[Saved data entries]
______________________________

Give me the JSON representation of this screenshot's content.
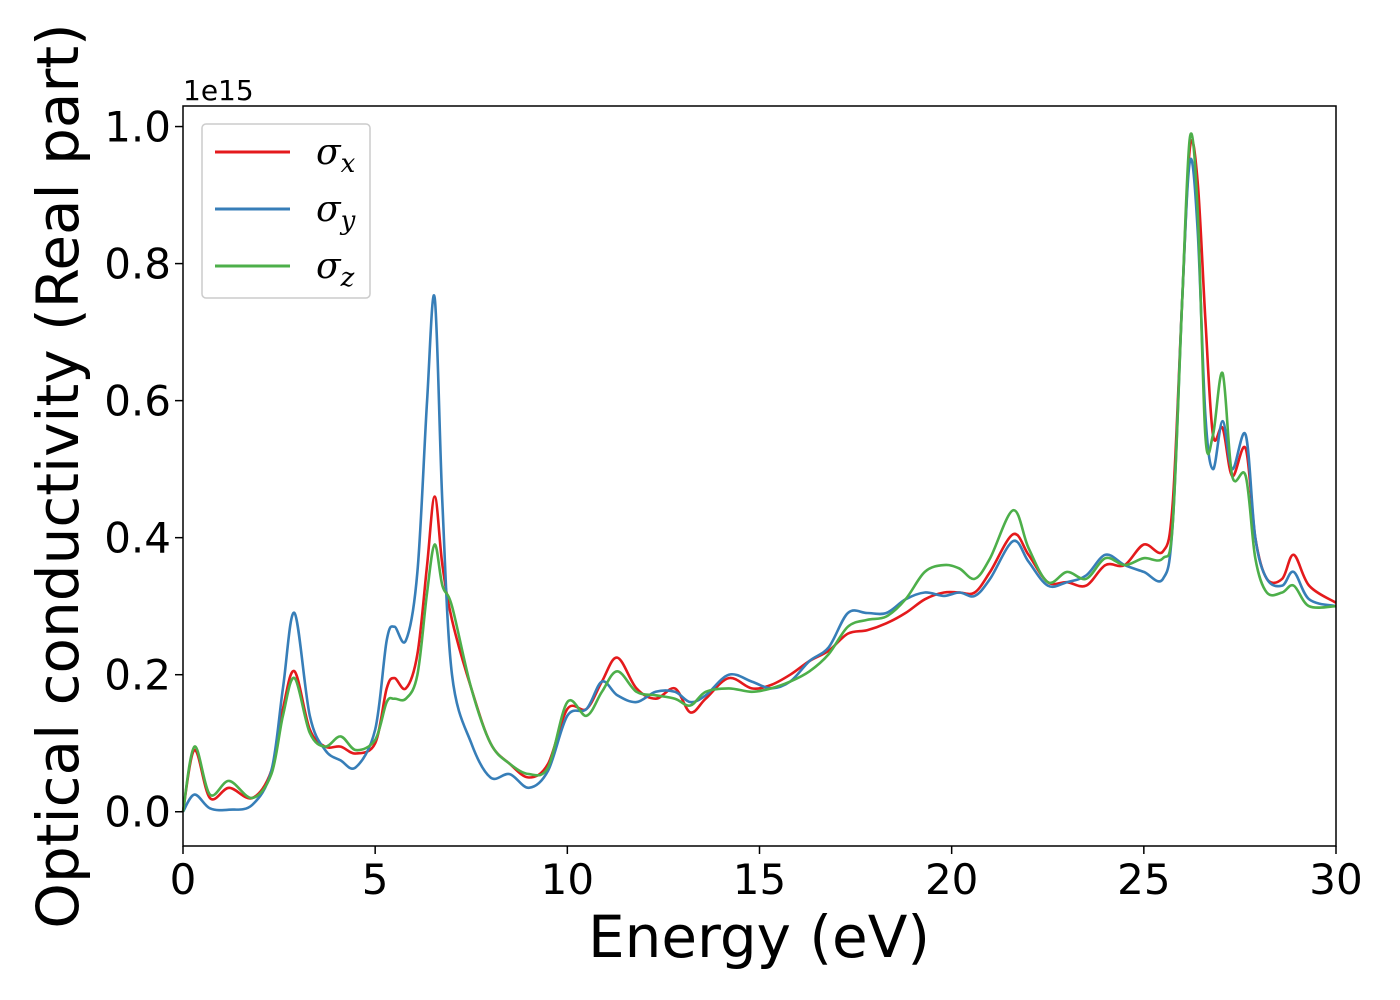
{
  "chart_data": {
    "type": "line",
    "title": "",
    "xlabel": "Energy (eV)",
    "ylabel": "Optical conductivity (Real part)",
    "y_offset_label": "1e15",
    "xlim": [
      0,
      30
    ],
    "ylim": [
      -0.05,
      1.03
    ],
    "xticks": [
      0,
      5,
      10,
      15,
      20,
      25,
      30
    ],
    "xtick_labels": [
      "0",
      "5",
      "10",
      "15",
      "20",
      "25",
      "30"
    ],
    "yticks": [
      0.0,
      0.2,
      0.4,
      0.6,
      0.8,
      1.0
    ],
    "ytick_labels": [
      "0.0",
      "0.2",
      "0.4",
      "0.6",
      "0.8",
      "1.0"
    ],
    "grid": false,
    "legend_position": "top-left",
    "series": [
      {
        "name": "σx",
        "symbol": "σ",
        "subscript": "x",
        "color": "#e41a1c",
        "x": [
          0,
          0.3,
          0.7,
          1.2,
          1.8,
          2.3,
          2.6,
          2.9,
          3.3,
          3.7,
          4.1,
          4.5,
          5.0,
          5.3,
          5.5,
          5.8,
          6.1,
          6.35,
          6.55,
          6.75,
          7.0,
          7.5,
          8.0,
          8.5,
          9.0,
          9.5,
          10.0,
          10.5,
          10.9,
          11.3,
          11.8,
          12.3,
          12.8,
          13.2,
          13.6,
          14.2,
          14.8,
          15.3,
          15.8,
          16.3,
          16.8,
          17.3,
          17.8,
          18.3,
          18.8,
          19.3,
          19.8,
          20.2,
          20.6,
          21.0,
          21.6,
          22.0,
          22.5,
          23.0,
          23.5,
          24.0,
          24.5,
          25.0,
          25.5,
          25.75,
          26.0,
          26.2,
          26.4,
          26.6,
          26.8,
          27.05,
          27.3,
          27.65,
          27.9,
          28.2,
          28.6,
          28.9,
          29.3,
          30.0
        ],
        "values": [
          0.0,
          0.09,
          0.02,
          0.035,
          0.02,
          0.06,
          0.15,
          0.205,
          0.12,
          0.095,
          0.095,
          0.085,
          0.1,
          0.18,
          0.195,
          0.18,
          0.23,
          0.36,
          0.46,
          0.36,
          0.28,
          0.18,
          0.1,
          0.07,
          0.05,
          0.07,
          0.15,
          0.15,
          0.19,
          0.225,
          0.18,
          0.165,
          0.18,
          0.145,
          0.165,
          0.195,
          0.18,
          0.185,
          0.2,
          0.22,
          0.235,
          0.26,
          0.265,
          0.275,
          0.29,
          0.31,
          0.32,
          0.32,
          0.32,
          0.35,
          0.405,
          0.375,
          0.335,
          0.335,
          0.33,
          0.36,
          0.36,
          0.39,
          0.38,
          0.45,
          0.75,
          0.97,
          0.92,
          0.72,
          0.55,
          0.56,
          0.49,
          0.53,
          0.4,
          0.34,
          0.34,
          0.375,
          0.33,
          0.305
        ]
      },
      {
        "name": "σy",
        "symbol": "σ",
        "subscript": "y",
        "color": "#377eb8",
        "x": [
          0,
          0.3,
          0.7,
          1.2,
          1.8,
          2.3,
          2.6,
          2.9,
          3.3,
          3.7,
          4.1,
          4.5,
          5.0,
          5.3,
          5.5,
          5.8,
          6.1,
          6.35,
          6.55,
          6.75,
          7.0,
          7.5,
          8.0,
          8.5,
          9.0,
          9.5,
          10.0,
          10.5,
          10.9,
          11.3,
          11.8,
          12.3,
          12.8,
          13.2,
          13.6,
          14.2,
          14.8,
          15.3,
          15.8,
          16.3,
          16.8,
          17.3,
          17.8,
          18.3,
          18.8,
          19.3,
          19.8,
          20.2,
          20.6,
          21.0,
          21.6,
          22.0,
          22.5,
          23.0,
          23.5,
          24.0,
          24.5,
          25.0,
          25.5,
          25.75,
          26.0,
          26.2,
          26.4,
          26.6,
          26.8,
          27.05,
          27.3,
          27.65,
          27.9,
          28.2,
          28.6,
          28.9,
          29.3,
          30.0
        ],
        "values": [
          0.0,
          0.025,
          0.005,
          0.003,
          0.01,
          0.06,
          0.18,
          0.29,
          0.14,
          0.09,
          0.075,
          0.065,
          0.12,
          0.25,
          0.27,
          0.25,
          0.35,
          0.6,
          0.75,
          0.45,
          0.2,
          0.1,
          0.05,
          0.055,
          0.035,
          0.06,
          0.14,
          0.15,
          0.19,
          0.17,
          0.16,
          0.175,
          0.175,
          0.16,
          0.17,
          0.2,
          0.19,
          0.18,
          0.19,
          0.22,
          0.24,
          0.29,
          0.29,
          0.29,
          0.31,
          0.32,
          0.315,
          0.32,
          0.315,
          0.34,
          0.395,
          0.365,
          0.33,
          0.335,
          0.345,
          0.375,
          0.36,
          0.35,
          0.34,
          0.42,
          0.75,
          0.95,
          0.85,
          0.58,
          0.5,
          0.57,
          0.5,
          0.55,
          0.4,
          0.34,
          0.33,
          0.35,
          0.31,
          0.3
        ]
      },
      {
        "name": "σz",
        "symbol": "σ",
        "subscript": "z",
        "color": "#4daf4a",
        "x": [
          0,
          0.3,
          0.7,
          1.2,
          1.8,
          2.3,
          2.6,
          2.9,
          3.3,
          3.7,
          4.1,
          4.5,
          5.0,
          5.3,
          5.5,
          5.8,
          6.1,
          6.35,
          6.55,
          6.75,
          7.0,
          7.5,
          8.0,
          8.5,
          9.0,
          9.5,
          10.0,
          10.5,
          10.9,
          11.3,
          11.8,
          12.3,
          12.8,
          13.2,
          13.6,
          14.2,
          14.8,
          15.3,
          15.8,
          16.3,
          16.8,
          17.3,
          17.8,
          18.3,
          18.8,
          19.3,
          19.8,
          20.2,
          20.6,
          21.0,
          21.6,
          22.0,
          22.5,
          23.0,
          23.5,
          24.0,
          24.5,
          25.0,
          25.5,
          25.75,
          26.0,
          26.2,
          26.4,
          26.6,
          26.8,
          27.05,
          27.3,
          27.65,
          27.9,
          28.2,
          28.6,
          28.9,
          29.3,
          30.0
        ],
        "values": [
          0.0,
          0.095,
          0.025,
          0.045,
          0.02,
          0.055,
          0.14,
          0.195,
          0.115,
          0.095,
          0.11,
          0.09,
          0.105,
          0.16,
          0.165,
          0.165,
          0.2,
          0.32,
          0.39,
          0.33,
          0.3,
          0.18,
          0.1,
          0.07,
          0.055,
          0.065,
          0.16,
          0.14,
          0.175,
          0.205,
          0.175,
          0.17,
          0.165,
          0.155,
          0.175,
          0.18,
          0.175,
          0.18,
          0.19,
          0.205,
          0.23,
          0.27,
          0.28,
          0.285,
          0.31,
          0.35,
          0.36,
          0.355,
          0.34,
          0.37,
          0.44,
          0.385,
          0.335,
          0.35,
          0.34,
          0.37,
          0.36,
          0.37,
          0.37,
          0.42,
          0.75,
          0.985,
          0.88,
          0.55,
          0.55,
          0.64,
          0.49,
          0.49,
          0.37,
          0.32,
          0.32,
          0.33,
          0.3,
          0.3
        ]
      }
    ]
  }
}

______________________________

> [TASK OBJECTIVE]
All lines holding the word "subscript" should be picked out and copied.

> [TASK SOLUTION]
        "subscript": "x",
        "subscript": "y",
        "subscript": "z",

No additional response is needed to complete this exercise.